Print the entries below in their entirety, exactly as they are written.

--

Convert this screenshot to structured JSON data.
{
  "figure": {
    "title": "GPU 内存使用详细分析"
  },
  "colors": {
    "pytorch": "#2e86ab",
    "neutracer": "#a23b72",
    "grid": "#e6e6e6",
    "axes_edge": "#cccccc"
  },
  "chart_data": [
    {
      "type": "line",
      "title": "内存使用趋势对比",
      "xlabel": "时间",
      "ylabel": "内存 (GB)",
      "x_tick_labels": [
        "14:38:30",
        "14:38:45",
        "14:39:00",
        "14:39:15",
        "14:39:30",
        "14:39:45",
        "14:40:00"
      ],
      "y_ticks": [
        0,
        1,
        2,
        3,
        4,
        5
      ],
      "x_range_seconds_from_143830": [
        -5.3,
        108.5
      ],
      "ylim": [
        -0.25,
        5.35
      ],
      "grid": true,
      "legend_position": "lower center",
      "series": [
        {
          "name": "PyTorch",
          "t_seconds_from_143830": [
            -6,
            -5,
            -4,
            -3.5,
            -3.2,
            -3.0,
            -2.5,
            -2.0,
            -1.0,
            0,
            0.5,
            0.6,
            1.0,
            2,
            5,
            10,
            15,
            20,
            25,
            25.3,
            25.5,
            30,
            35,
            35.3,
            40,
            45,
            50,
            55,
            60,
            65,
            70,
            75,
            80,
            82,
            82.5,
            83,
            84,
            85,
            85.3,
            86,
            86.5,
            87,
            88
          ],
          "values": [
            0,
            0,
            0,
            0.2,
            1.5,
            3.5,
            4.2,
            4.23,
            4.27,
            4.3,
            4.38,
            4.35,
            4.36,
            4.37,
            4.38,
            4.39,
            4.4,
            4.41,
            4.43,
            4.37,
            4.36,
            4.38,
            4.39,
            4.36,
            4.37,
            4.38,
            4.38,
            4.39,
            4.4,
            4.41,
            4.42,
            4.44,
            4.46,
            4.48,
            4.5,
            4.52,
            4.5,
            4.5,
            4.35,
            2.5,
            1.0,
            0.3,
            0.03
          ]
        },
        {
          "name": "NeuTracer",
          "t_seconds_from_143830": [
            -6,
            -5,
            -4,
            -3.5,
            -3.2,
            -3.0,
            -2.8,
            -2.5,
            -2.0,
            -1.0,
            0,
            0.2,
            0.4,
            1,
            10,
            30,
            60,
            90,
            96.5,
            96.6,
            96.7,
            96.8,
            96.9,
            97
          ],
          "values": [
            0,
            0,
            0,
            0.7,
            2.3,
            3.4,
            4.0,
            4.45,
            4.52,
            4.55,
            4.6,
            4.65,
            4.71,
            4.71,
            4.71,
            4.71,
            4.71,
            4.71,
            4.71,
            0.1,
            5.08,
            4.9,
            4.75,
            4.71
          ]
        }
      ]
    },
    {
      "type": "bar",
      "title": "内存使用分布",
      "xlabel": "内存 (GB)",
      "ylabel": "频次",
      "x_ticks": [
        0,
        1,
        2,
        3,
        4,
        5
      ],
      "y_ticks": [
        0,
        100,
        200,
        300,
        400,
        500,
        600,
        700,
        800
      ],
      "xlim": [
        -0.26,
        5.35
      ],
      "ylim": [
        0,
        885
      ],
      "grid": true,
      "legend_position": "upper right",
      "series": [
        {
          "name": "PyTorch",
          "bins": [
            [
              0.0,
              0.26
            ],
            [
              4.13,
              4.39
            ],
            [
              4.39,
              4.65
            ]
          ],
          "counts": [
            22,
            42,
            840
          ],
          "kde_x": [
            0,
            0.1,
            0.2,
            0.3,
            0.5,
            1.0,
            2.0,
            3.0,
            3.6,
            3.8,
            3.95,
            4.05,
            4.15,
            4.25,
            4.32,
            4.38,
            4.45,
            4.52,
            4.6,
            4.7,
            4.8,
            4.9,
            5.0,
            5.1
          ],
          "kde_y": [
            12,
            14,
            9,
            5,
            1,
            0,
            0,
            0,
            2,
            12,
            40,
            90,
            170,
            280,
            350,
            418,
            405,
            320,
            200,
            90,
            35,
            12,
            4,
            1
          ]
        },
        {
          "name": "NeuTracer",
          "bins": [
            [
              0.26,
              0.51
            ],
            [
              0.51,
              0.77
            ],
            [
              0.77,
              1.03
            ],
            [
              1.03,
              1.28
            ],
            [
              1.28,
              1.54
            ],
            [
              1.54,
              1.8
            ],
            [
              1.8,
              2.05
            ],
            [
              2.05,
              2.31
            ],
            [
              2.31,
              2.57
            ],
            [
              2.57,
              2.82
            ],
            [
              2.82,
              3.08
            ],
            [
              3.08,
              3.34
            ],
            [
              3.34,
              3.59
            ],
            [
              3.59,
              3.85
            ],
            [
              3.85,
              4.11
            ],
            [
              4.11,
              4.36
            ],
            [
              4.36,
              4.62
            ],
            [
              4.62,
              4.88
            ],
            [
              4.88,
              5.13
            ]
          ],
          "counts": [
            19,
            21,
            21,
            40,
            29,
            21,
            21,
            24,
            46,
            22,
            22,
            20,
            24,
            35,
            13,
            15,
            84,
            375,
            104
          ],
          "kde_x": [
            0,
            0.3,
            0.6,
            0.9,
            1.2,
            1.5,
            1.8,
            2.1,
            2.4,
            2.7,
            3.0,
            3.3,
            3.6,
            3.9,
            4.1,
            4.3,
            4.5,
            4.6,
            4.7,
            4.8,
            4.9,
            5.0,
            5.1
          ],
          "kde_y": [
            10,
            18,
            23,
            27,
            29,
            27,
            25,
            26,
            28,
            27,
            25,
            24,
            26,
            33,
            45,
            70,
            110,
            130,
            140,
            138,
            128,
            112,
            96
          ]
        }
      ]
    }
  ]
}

--

- [OUTPUT FOR THIS TASK]
Convert this screenshot to structured JSON data.
{
  "figure": {
    "title": "GPU 内存使用详细分析"
  },
  "colors": {
    "pytorch": "#2e86ab",
    "neutracer": "#a23b72",
    "grid": "#e6e6e6",
    "axes_edge": "#cccccc"
  },
  "chart_data": [
    {
      "type": "line",
      "title": "内存使用趋势对比",
      "xlabel": "时间",
      "ylabel": "内存 (GB)",
      "x_tick_labels": [
        "14:38:30",
        "14:38:45",
        "14:39:00",
        "14:39:15",
        "14:39:30",
        "14:39:45",
        "14:40:00"
      ],
      "y_ticks": [
        0,
        1,
        2,
        3,
        4,
        5
      ],
      "x_range_seconds_from_143830": [
        -5.3,
        108.5
      ],
      "ylim": [
        -0.25,
        5.35
      ],
      "grid": true,
      "legend_position": "lower center",
      "series": [
        {
          "name": "PyTorch",
          "t_seconds_from_143830": [
            -6,
            -5,
            -4,
            -3.5,
            -3.2,
            -3.0,
            -2.5,
            -2.0,
            -1.0,
            0,
            0.5,
            0.6,
            1.0,
            2,
            5,
            10,
            15,
            20,
            25,
            25.3,
            25.5,
            30,
            35,
            35.3,
            40,
            45,
            50,
            55,
            60,
            65,
            70,
            75,
            80,
            82,
            82.5,
            83,
            84,
            85,
            85.3,
            86,
            86.5,
            87,
            88
          ],
          "values": [
            0,
            0,
            0,
            0.2,
            1.5,
            3.5,
            4.2,
            4.23,
            4.27,
            4.3,
            4.38,
            4.35,
            4.36,
            4.37,
            4.38,
            4.39,
            4.4,
            4.41,
            4.43,
            4.37,
            4.36,
            4.38,
            4.39,
            4.36,
            4.37,
            4.38,
            4.38,
            4.39,
            4.4,
            4.41,
            4.42,
            4.44,
            4.46,
            4.48,
            4.5,
            4.52,
            4.5,
            4.5,
            4.35,
            2.5,
            1.0,
            0.3,
            0.03
          ]
        },
        {
          "name": "NeuTracer",
          "t_seconds_from_143830": [
            -6,
            -5,
            -4,
            -3.5,
            -3.2,
            -3.0,
            -2.8,
            -2.5,
            -2.0,
            -1.0,
            0,
            0.2,
            0.4,
            1,
            10,
            30,
            60,
            90,
            96.5,
            96.6,
            96.7,
            96.8,
            96.9,
            97
          ],
          "values": [
            0,
            0,
            0,
            0.7,
            2.3,
            3.4,
            4.0,
            4.45,
            4.52,
            4.55,
            4.6,
            4.65,
            4.71,
            4.71,
            4.71,
            4.71,
            4.71,
            4.71,
            4.71,
            0.1,
            5.08,
            4.9,
            4.75,
            4.71
          ]
        }
      ]
    },
    {
      "type": "bar",
      "title": "内存使用分布",
      "xlabel": "内存 (GB)",
      "ylabel": "频次",
      "x_ticks": [
        0,
        1,
        2,
        3,
        4,
        5
      ],
      "y_ticks": [
        0,
        100,
        200,
        300,
        400,
        500,
        600,
        700,
        800
      ],
      "xlim": [
        -0.26,
        5.35
      ],
      "ylim": [
        0,
        885
      ],
      "grid": true,
      "legend_position": "upper right",
      "series": [
        {
          "name": "PyTorch",
          "bins": [
            [
              0.0,
              0.26
            ],
            [
              4.13,
              4.39
            ],
            [
              4.39,
              4.65
            ]
          ],
          "counts": [
            22,
            42,
            840
          ],
          "kde_x": [
            0,
            0.1,
            0.2,
            0.3,
            0.5,
            1.0,
            2.0,
            3.0,
            3.6,
            3.8,
            3.95,
            4.05,
            4.15,
            4.25,
            4.32,
            4.38,
            4.45,
            4.52,
            4.6,
            4.7,
            4.8,
            4.9,
            5.0,
            5.1
          ],
          "kde_y": [
            12,
            14,
            9,
            5,
            1,
            0,
            0,
            0,
            2,
            12,
            40,
            90,
            170,
            280,
            350,
            418,
            405,
            320,
            200,
            90,
            35,
            12,
            4,
            1
          ]
        },
        {
          "name": "NeuTracer",
          "bins": [
            [
              0.26,
              0.51
            ],
            [
              0.51,
              0.77
            ],
            [
              0.77,
              1.03
            ],
            [
              1.03,
              1.28
            ],
            [
              1.28,
              1.54
            ],
            [
              1.54,
              1.8
            ],
            [
              1.8,
              2.05
            ],
            [
              2.05,
              2.31
            ],
            [
              2.31,
              2.57
            ],
            [
              2.57,
              2.82
            ],
            [
              2.82,
              3.08
            ],
            [
              3.08,
              3.34
            ],
            [
              3.34,
              3.59
            ],
            [
              3.59,
              3.85
            ],
            [
              3.85,
              4.11
            ],
            [
              4.11,
              4.36
            ],
            [
              4.36,
              4.62
            ],
            [
              4.62,
              4.88
            ],
            [
              4.88,
              5.13
            ]
          ],
          "counts": [
            19,
            21,
            21,
            40,
            29,
            21,
            21,
            24,
            46,
            22,
            22,
            20,
            24,
            35,
            13,
            15,
            84,
            375,
            104
          ],
          "kde_x": [
            0,
            0.3,
            0.6,
            0.9,
            1.2,
            1.5,
            1.8,
            2.1,
            2.4,
            2.7,
            3.0,
            3.3,
            3.6,
            3.9,
            4.1,
            4.3,
            4.5,
            4.6,
            4.7,
            4.8,
            4.9,
            5.0,
            5.1
          ],
          "kde_y": [
            10,
            18,
            23,
            27,
            29,
            27,
            25,
            26,
            28,
            27,
            25,
            24,
            26,
            33,
            45,
            70,
            110,
            130,
            140,
            138,
            128,
            112,
            96
          ]
        }
      ]
    }
  ]
}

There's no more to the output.